**Task details:**
Write out every line below that includes the word "JSON".

**Excerpted records:**
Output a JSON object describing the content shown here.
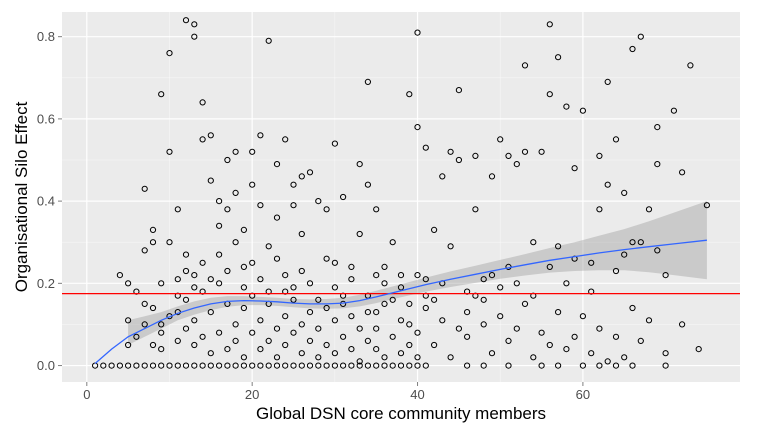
{
  "chart_data": {
    "type": "scatter",
    "title": "",
    "xlabel": "Global DSN core community members",
    "ylabel": "Organisational Silo Effect",
    "xlim": [
      -3,
      79
    ],
    "ylim": [
      -0.04,
      0.86
    ],
    "x_ticks": [
      0,
      20,
      40,
      60
    ],
    "y_ticks": [
      0.0,
      0.2,
      0.4,
      0.6,
      0.8
    ],
    "x_tick_labels": [
      "0",
      "20",
      "40",
      "60"
    ],
    "y_tick_labels": [
      "0.0",
      "0.2",
      "0.4",
      "0.6",
      "0.8"
    ],
    "grid": true,
    "legend": "none",
    "colors": {
      "panel_background": "#ebebeb",
      "grid": "#ffffff",
      "points": "#000000",
      "smooth_line": "#3366ff",
      "confidence_band": "#999999",
      "reference_line": "#ff0000"
    },
    "reference_line": {
      "y": 0.175
    },
    "smooth": {
      "x": [
        1,
        3,
        5,
        7,
        9,
        11,
        13,
        15,
        17,
        19,
        21,
        23,
        25,
        27,
        29,
        31,
        33,
        35,
        38,
        41,
        44,
        47,
        50,
        53,
        56,
        59,
        62,
        65,
        68,
        71,
        75
      ],
      "y": [
        0.005,
        0.04,
        0.07,
        0.09,
        0.11,
        0.127,
        0.14,
        0.15,
        0.156,
        0.158,
        0.157,
        0.155,
        0.152,
        0.15,
        0.15,
        0.152,
        0.158,
        0.167,
        0.182,
        0.197,
        0.21,
        0.222,
        0.234,
        0.245,
        0.256,
        0.265,
        0.274,
        0.282,
        0.289,
        0.296,
        0.305
      ],
      "lower": [
        null,
        null,
        0.05,
        0.07,
        0.09,
        0.11,
        0.124,
        0.135,
        0.143,
        0.147,
        0.147,
        0.145,
        0.142,
        0.139,
        0.138,
        0.139,
        0.144,
        0.152,
        0.166,
        0.18,
        0.191,
        0.201,
        0.211,
        0.219,
        0.226,
        0.23,
        0.232,
        0.232,
        0.227,
        0.22,
        0.21
      ],
      "upper": [
        null,
        null,
        0.11,
        0.12,
        0.13,
        0.144,
        0.156,
        0.165,
        0.169,
        0.169,
        0.167,
        0.165,
        0.162,
        0.161,
        0.162,
        0.165,
        0.172,
        0.182,
        0.198,
        0.214,
        0.229,
        0.243,
        0.257,
        0.271,
        0.286,
        0.3,
        0.316,
        0.332,
        0.351,
        0.372,
        0.4
      ]
    },
    "points": [
      [
        1,
        0
      ],
      [
        2,
        0
      ],
      [
        3,
        0
      ],
      [
        4,
        0
      ],
      [
        5,
        0
      ],
      [
        6,
        0
      ],
      [
        7,
        0
      ],
      [
        8,
        0
      ],
      [
        9,
        0
      ],
      [
        10,
        0
      ],
      [
        11,
        0
      ],
      [
        12,
        0
      ],
      [
        13,
        0
      ],
      [
        14,
        0
      ],
      [
        15,
        0
      ],
      [
        16,
        0
      ],
      [
        17,
        0
      ],
      [
        18,
        0
      ],
      [
        19,
        0
      ],
      [
        20,
        0
      ],
      [
        21,
        0
      ],
      [
        22,
        0
      ],
      [
        23,
        0
      ],
      [
        24,
        0
      ],
      [
        25,
        0
      ],
      [
        26,
        0
      ],
      [
        27,
        0
      ],
      [
        28,
        0
      ],
      [
        29,
        0
      ],
      [
        30,
        0
      ],
      [
        31,
        0
      ],
      [
        32,
        0
      ],
      [
        33,
        0
      ],
      [
        34,
        0
      ],
      [
        35,
        0
      ],
      [
        36,
        0
      ],
      [
        37,
        0
      ],
      [
        38,
        0
      ],
      [
        39,
        0
      ],
      [
        40,
        0
      ],
      [
        41,
        0
      ],
      [
        46,
        0
      ],
      [
        48,
        0
      ],
      [
        51,
        0
      ],
      [
        55,
        0
      ],
      [
        57,
        0
      ],
      [
        60,
        0
      ],
      [
        62,
        0
      ],
      [
        64,
        0
      ],
      [
        66,
        0
      ],
      [
        70,
        0
      ],
      [
        4,
        0.22
      ],
      [
        5,
        0.2
      ],
      [
        5,
        0.11
      ],
      [
        6,
        0.18
      ],
      [
        7,
        0.28
      ],
      [
        7,
        0.43
      ],
      [
        8,
        0.3
      ],
      [
        8,
        0.33
      ],
      [
        8,
        0.14
      ],
      [
        9,
        0.1
      ],
      [
        9,
        0.66
      ],
      [
        10,
        0.76
      ],
      [
        10,
        0.52
      ],
      [
        10,
        0.3
      ],
      [
        11,
        0.38
      ],
      [
        11,
        0.21
      ],
      [
        12,
        0.27
      ],
      [
        12,
        0.84
      ],
      [
        13,
        0.83
      ],
      [
        13,
        0.8
      ],
      [
        13,
        0.22
      ],
      [
        14,
        0.64
      ],
      [
        14,
        0.55
      ],
      [
        15,
        0.45
      ],
      [
        15,
        0.56
      ],
      [
        16,
        0.4
      ],
      [
        16,
        0.34
      ],
      [
        17,
        0.5
      ],
      [
        17,
        0.38
      ],
      [
        18,
        0.52
      ],
      [
        18,
        0.42
      ],
      [
        19,
        0.33
      ],
      [
        19,
        0.24
      ],
      [
        20,
        0.52
      ],
      [
        20,
        0.44
      ],
      [
        21,
        0.56
      ],
      [
        21,
        0.39
      ],
      [
        22,
        0.79
      ],
      [
        22,
        0.29
      ],
      [
        23,
        0.36
      ],
      [
        23,
        0.49
      ],
      [
        24,
        0.55
      ],
      [
        24,
        0.18
      ],
      [
        25,
        0.44
      ],
      [
        25,
        0.39
      ],
      [
        26,
        0.46
      ],
      [
        26,
        0.32
      ],
      [
        27,
        0.47
      ],
      [
        27,
        0.2
      ],
      [
        28,
        0.4
      ],
      [
        29,
        0.38
      ],
      [
        30,
        0.54
      ],
      [
        30,
        0.25
      ],
      [
        31,
        0.41
      ],
      [
        32,
        0.24
      ],
      [
        33,
        0.49
      ],
      [
        33,
        0.32
      ],
      [
        34,
        0.69
      ],
      [
        34,
        0.44
      ],
      [
        35,
        0.38
      ],
      [
        35,
        0.13
      ],
      [
        36,
        0.24
      ],
      [
        37,
        0.3
      ],
      [
        38,
        0.22
      ],
      [
        39,
        0.66
      ],
      [
        39,
        0.1
      ],
      [
        40,
        0.81
      ],
      [
        40,
        0.58
      ],
      [
        41,
        0.53
      ],
      [
        41,
        0.21
      ],
      [
        42,
        0.33
      ],
      [
        43,
        0.46
      ],
      [
        44,
        0.52
      ],
      [
        44,
        0.29
      ],
      [
        45,
        0.67
      ],
      [
        45,
        0.5
      ],
      [
        46,
        0.13
      ],
      [
        47,
        0.51
      ],
      [
        47,
        0.38
      ],
      [
        48,
        0.16
      ],
      [
        49,
        0.46
      ],
      [
        49,
        0.22
      ],
      [
        50,
        0.55
      ],
      [
        51,
        0.51
      ],
      [
        51,
        0.24
      ],
      [
        52,
        0.49
      ],
      [
        53,
        0.73
      ],
      [
        53,
        0.52
      ],
      [
        54,
        0.3
      ],
      [
        55,
        0.52
      ],
      [
        56,
        0.83
      ],
      [
        56,
        0.66
      ],
      [
        57,
        0.75
      ],
      [
        57,
        0.29
      ],
      [
        58,
        0.63
      ],
      [
        58,
        0.2
      ],
      [
        59,
        0.48
      ],
      [
        60,
        0.62
      ],
      [
        61,
        0.18
      ],
      [
        62,
        0.51
      ],
      [
        62,
        0.38
      ],
      [
        63,
        0.69
      ],
      [
        63,
        0.44
      ],
      [
        64,
        0.55
      ],
      [
        65,
        0.42
      ],
      [
        65,
        0.27
      ],
      [
        66,
        0.77
      ],
      [
        67,
        0.8
      ],
      [
        67,
        0.3
      ],
      [
        68,
        0.38
      ],
      [
        69,
        0.58
      ],
      [
        69,
        0.49
      ],
      [
        70,
        0.22
      ],
      [
        71,
        0.62
      ],
      [
        72,
        0.47
      ],
      [
        73,
        0.73
      ],
      [
        74,
        0.04
      ],
      [
        75,
        0.39
      ],
      [
        5,
        0.05
      ],
      [
        6,
        0.07
      ],
      [
        7,
        0.1
      ],
      [
        8,
        0.05
      ],
      [
        9,
        0.04
      ],
      [
        9,
        0.08
      ],
      [
        10,
        0.12
      ],
      [
        11,
        0.06
      ],
      [
        11,
        0.13
      ],
      [
        12,
        0.09
      ],
      [
        12,
        0.16
      ],
      [
        13,
        0.05
      ],
      [
        13,
        0.11
      ],
      [
        14,
        0.07
      ],
      [
        14,
        0.18
      ],
      [
        15,
        0.03
      ],
      [
        15,
        0.13
      ],
      [
        16,
        0.08
      ],
      [
        16,
        0.2
      ],
      [
        17,
        0.04
      ],
      [
        17,
        0.15
      ],
      [
        18,
        0.1
      ],
      [
        18,
        0.06
      ],
      [
        19,
        0.02
      ],
      [
        19,
        0.14
      ],
      [
        20,
        0.08
      ],
      [
        20,
        0.17
      ],
      [
        21,
        0.04
      ],
      [
        21,
        0.11
      ],
      [
        22,
        0.06
      ],
      [
        22,
        0.15
      ],
      [
        23,
        0.09
      ],
      [
        23,
        0.02
      ],
      [
        24,
        0.12
      ],
      [
        24,
        0.05
      ],
      [
        25,
        0.08
      ],
      [
        25,
        0.16
      ],
      [
        26,
        0.03
      ],
      [
        26,
        0.1
      ],
      [
        27,
        0.13
      ],
      [
        27,
        0.06
      ],
      [
        28,
        0.09
      ],
      [
        28,
        0.02
      ],
      [
        29,
        0.14
      ],
      [
        29,
        0.05
      ],
      [
        30,
        0.11
      ],
      [
        30,
        0.03
      ],
      [
        31,
        0.07
      ],
      [
        31,
        0.15
      ],
      [
        32,
        0.04
      ],
      [
        32,
        0.12
      ],
      [
        33,
        0.09
      ],
      [
        33,
        0.01
      ],
      [
        34,
        0.13
      ],
      [
        34,
        0.06
      ],
      [
        35,
        0.04
      ],
      [
        35,
        0.09
      ],
      [
        36,
        0.15
      ],
      [
        36,
        0.02
      ],
      [
        37,
        0.07
      ],
      [
        38,
        0.11
      ],
      [
        38,
        0.03
      ],
      [
        39,
        0.05
      ],
      [
        40,
        0.08
      ],
      [
        40,
        0.02
      ],
      [
        41,
        0.14
      ],
      [
        42,
        0.05
      ],
      [
        43,
        0.11
      ],
      [
        44,
        0.02
      ],
      [
        45,
        0.09
      ],
      [
        46,
        0.07
      ],
      [
        47,
        0.17
      ],
      [
        48,
        0.1
      ],
      [
        49,
        0.03
      ],
      [
        50,
        0.12
      ],
      [
        51,
        0.06
      ],
      [
        52,
        0.09
      ],
      [
        53,
        0.15
      ],
      [
        54,
        0.02
      ],
      [
        55,
        0.08
      ],
      [
        56,
        0.05
      ],
      [
        57,
        0.13
      ],
      [
        58,
        0.04
      ],
      [
        59,
        0.07
      ],
      [
        60,
        0.12
      ],
      [
        61,
        0.03
      ],
      [
        62,
        0.09
      ],
      [
        63,
        0.01
      ],
      [
        64,
        0.07
      ],
      [
        65,
        0.02
      ],
      [
        66,
        0.14
      ],
      [
        67,
        0.06
      ],
      [
        68,
        0.11
      ],
      [
        70,
        0.03
      ],
      [
        72,
        0.1
      ],
      [
        7,
        0.15
      ],
      [
        9,
        0.2
      ],
      [
        11,
        0.17
      ],
      [
        12,
        0.23
      ],
      [
        13,
        0.19
      ],
      [
        14,
        0.25
      ],
      [
        15,
        0.21
      ],
      [
        16,
        0.27
      ],
      [
        17,
        0.23
      ],
      [
        18,
        0.3
      ],
      [
        19,
        0.19
      ],
      [
        20,
        0.25
      ],
      [
        21,
        0.21
      ],
      [
        22,
        0.18
      ],
      [
        23,
        0.26
      ],
      [
        24,
        0.22
      ],
      [
        25,
        0.19
      ],
      [
        26,
        0.23
      ],
      [
        28,
        0.16
      ],
      [
        29,
        0.26
      ],
      [
        30,
        0.19
      ],
      [
        31,
        0.17
      ],
      [
        32,
        0.21
      ],
      [
        34,
        0.17
      ],
      [
        35,
        0.22
      ],
      [
        36,
        0.2
      ],
      [
        37,
        0.16
      ],
      [
        38,
        0.19
      ],
      [
        39,
        0.15
      ],
      [
        40,
        0.22
      ],
      [
        41,
        0.17
      ],
      [
        42,
        0.16
      ],
      [
        43,
        0.2
      ],
      [
        46,
        0.18
      ],
      [
        48,
        0.21
      ],
      [
        50,
        0.19
      ],
      [
        52,
        0.2
      ],
      [
        54,
        0.17
      ],
      [
        56,
        0.24
      ],
      [
        59,
        0.26
      ],
      [
        61,
        0.25
      ],
      [
        64,
        0.23
      ],
      [
        66,
        0.3
      ],
      [
        69,
        0.28
      ]
    ]
  }
}
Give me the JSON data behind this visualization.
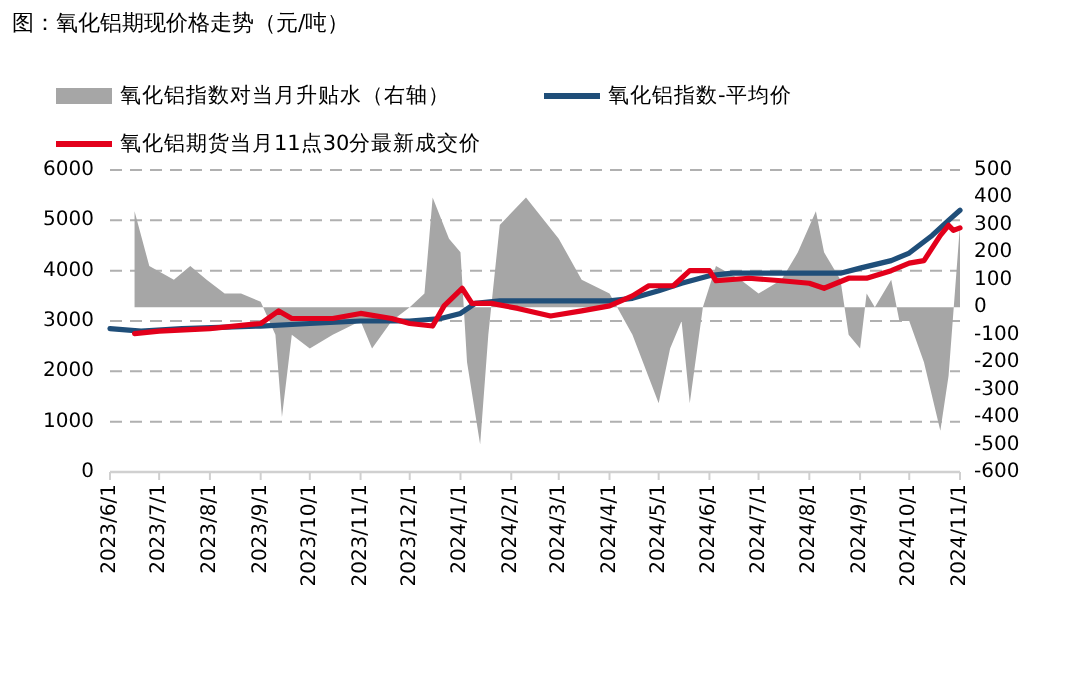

**Exercise output:**
Output a JSON object describing the content shown here.
Give me the JSON data behind this visualization.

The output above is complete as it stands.